### Entries
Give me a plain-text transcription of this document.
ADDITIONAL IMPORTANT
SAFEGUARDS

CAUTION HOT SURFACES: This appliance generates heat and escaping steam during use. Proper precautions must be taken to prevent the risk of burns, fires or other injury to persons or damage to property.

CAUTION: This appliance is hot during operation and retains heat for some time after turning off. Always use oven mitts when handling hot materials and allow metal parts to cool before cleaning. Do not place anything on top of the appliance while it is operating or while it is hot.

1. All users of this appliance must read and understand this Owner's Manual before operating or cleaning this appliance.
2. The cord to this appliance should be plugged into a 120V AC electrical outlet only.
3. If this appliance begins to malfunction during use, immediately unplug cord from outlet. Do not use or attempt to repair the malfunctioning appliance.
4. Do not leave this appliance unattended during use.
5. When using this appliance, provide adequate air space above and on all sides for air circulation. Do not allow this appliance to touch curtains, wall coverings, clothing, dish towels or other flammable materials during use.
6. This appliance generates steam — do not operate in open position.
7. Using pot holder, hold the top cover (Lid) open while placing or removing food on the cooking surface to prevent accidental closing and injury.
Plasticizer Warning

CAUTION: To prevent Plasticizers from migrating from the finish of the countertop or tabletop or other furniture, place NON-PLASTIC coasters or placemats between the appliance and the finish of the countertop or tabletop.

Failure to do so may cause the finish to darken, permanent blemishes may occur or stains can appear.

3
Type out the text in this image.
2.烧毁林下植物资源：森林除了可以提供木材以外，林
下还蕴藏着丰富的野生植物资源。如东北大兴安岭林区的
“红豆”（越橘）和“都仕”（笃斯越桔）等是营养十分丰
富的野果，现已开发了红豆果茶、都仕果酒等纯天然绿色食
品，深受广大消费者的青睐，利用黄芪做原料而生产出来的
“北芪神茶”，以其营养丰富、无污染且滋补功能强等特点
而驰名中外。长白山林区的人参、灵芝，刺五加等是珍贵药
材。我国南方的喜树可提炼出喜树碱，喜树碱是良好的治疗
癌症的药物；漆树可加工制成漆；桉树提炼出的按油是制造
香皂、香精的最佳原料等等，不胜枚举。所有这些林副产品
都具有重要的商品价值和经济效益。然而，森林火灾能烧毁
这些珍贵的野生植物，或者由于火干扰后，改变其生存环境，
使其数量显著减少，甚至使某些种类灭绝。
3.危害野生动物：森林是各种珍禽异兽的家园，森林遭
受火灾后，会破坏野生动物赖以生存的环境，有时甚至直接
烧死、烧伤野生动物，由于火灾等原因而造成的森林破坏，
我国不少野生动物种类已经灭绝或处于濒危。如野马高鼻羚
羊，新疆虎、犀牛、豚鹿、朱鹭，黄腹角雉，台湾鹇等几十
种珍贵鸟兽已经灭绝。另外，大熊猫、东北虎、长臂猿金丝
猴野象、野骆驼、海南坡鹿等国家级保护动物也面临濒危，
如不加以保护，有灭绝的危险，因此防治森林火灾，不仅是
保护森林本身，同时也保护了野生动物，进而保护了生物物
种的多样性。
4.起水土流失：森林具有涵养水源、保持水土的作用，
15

### Stated goal
Output the full listing without altering anything.

### Task result
Give me a plain-text transcription of this document.
ADDITIONAL IMPORTANT
SAFEGUARDS

CAUTION HOT SURFACES: This appliance generates heat and escaping steam during use. Proper precautions must be taken to prevent the risk of burns, fires or other injury to persons or damage to property.

CAUTION: This appliance is hot during operation and retains heat for some time after turning off. Always use oven mitts when handling hot materials and allow metal parts to cool before cleaning. Do not place anything on top of the appliance while it is operating or while it is hot.

1. All users of this appliance must read and understand this Owner's Manual before operating or cleaning this appliance.
2. The cord to this appliance should be plugged into a 120V AC electrical outlet only.
3. If this appliance begins to malfunction during use, immediately unplug cord from outlet. Do not use or attempt to repair the malfunctioning appliance.
4. Do not leave this appliance unattended during use.
5. When using this appliance, provide adequate air space above and on all sides for air circulation. Do not allow this appliance to touch curtains, wall coverings, clothing, dish towels or other flammable materials during use.
6. This appliance generates steam — do not operate in open position.
7. Using pot holder, hold the top cover (Lid) open while placing or removing food on the cooking surface to prevent accidental closing and injury.
Plasticizer Warning

CAUTION: To prevent Plasticizers from migrating from the finish of the countertop or tabletop or other furniture, place NON-PLASTIC coasters or placemats between the appliance and the finish of the countertop or tabletop.

Failure to do so may cause the finish to darken, permanent blemishes may occur or stains can appear.

3
Type out the text in this image.
2.烧毁林下植物资源：森林除了可以提供木材以外，林
下还蕴藏着丰富的野生植物资源。如东北大兴安岭林区的
“红豆”（越橘）和“都仕”（笃斯越桔）等是营养十分丰
富的野果，现已开发了红豆果茶、都仕果酒等纯天然绿色食
品，深受广大消费者的青睐，利用黄芪做原料而生产出来的
“北芪神茶”，以其营养丰富、无污染且滋补功能强等特点
而驰名中外。长白山林区的人参、灵芝，刺五加等是珍贵药
材。我国南方的喜树可提炼出喜树碱，喜树碱是良好的治疗
癌症的药物；漆树可加工制成漆；桉树提炼出的按油是制造
香皂、香精的最佳原料等等，不胜枚举。所有这些林副产品
都具有重要的商品价值和经济效益。然而，森林火灾能烧毁
这些珍贵的野生植物，或者由于火干扰后，改变其生存环境，
使其数量显著减少，甚至使某些种类灭绝。
3.危害野生动物：森林是各种珍禽异兽的家园，森林遭
受火灾后，会破坏野生动物赖以生存的环境，有时甚至直接
烧死、烧伤野生动物，由于火灾等原因而造成的森林破坏，
我国不少野生动物种类已经灭绝或处于濒危。如野马高鼻羚
羊，新疆虎、犀牛、豚鹿、朱鹭，黄腹角雉，台湾鹇等几十
种珍贵鸟兽已经灭绝。另外，大熊猫、东北虎、长臂猿金丝
猴野象、野骆驼、海南坡鹿等国家级保护动物也面临濒危，
如不加以保护，有灭绝的危险，因此防治森林火灾，不仅是
保护森林本身，同时也保护了野生动物，进而保护了生物物
种的多样性。
4.起水土流失：森林具有涵养水源、保持水土的作用，
15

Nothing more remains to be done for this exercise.